## Data for this task
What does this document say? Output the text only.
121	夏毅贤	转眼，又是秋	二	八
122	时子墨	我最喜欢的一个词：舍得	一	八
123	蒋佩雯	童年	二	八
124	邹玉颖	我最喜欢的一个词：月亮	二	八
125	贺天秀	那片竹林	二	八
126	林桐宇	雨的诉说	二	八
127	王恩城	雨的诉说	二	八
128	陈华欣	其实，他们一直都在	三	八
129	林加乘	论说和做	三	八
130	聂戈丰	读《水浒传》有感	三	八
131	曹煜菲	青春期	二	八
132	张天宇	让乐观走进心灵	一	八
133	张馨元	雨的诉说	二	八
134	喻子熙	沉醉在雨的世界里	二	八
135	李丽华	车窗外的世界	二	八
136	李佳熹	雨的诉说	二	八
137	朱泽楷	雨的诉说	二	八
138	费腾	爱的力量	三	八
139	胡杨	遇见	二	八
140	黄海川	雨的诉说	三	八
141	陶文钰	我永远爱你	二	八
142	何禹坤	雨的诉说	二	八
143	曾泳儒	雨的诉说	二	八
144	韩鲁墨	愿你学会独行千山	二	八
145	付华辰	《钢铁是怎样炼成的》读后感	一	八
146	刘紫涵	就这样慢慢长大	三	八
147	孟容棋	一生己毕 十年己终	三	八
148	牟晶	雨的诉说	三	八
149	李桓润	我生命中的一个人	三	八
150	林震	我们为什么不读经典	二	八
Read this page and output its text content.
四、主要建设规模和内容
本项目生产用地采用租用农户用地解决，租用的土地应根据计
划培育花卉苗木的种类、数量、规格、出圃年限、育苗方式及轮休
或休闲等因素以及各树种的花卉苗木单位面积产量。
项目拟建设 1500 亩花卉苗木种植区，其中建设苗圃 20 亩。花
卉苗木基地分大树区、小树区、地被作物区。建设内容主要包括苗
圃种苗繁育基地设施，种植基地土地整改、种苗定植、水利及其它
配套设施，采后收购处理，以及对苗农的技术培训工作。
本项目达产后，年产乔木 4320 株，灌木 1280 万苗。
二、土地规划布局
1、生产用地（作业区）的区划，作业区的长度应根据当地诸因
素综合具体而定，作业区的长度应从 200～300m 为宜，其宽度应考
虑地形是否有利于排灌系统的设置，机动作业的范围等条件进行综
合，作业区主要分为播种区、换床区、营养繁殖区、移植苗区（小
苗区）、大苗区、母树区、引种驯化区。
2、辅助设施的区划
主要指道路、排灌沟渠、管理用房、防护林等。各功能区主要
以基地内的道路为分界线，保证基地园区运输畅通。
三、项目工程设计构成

## Given problem
In the listing above, find the lines holding the word "雨的诉说" and copy them.

## Reply
126	林桐宇	雨的诉说	二	八
127	王恩城	雨的诉说	二	八
133	张馨元	雨的诉说	二	八
136	李佳熹	雨的诉说	二	八
137	朱泽楷	雨的诉说	二	八
140	黄海川	雨的诉说	三	八
142	何禹坤	雨的诉说	二	八
143	曾泳儒	雨的诉说	二	八
148	牟晶	雨的诉说	三	八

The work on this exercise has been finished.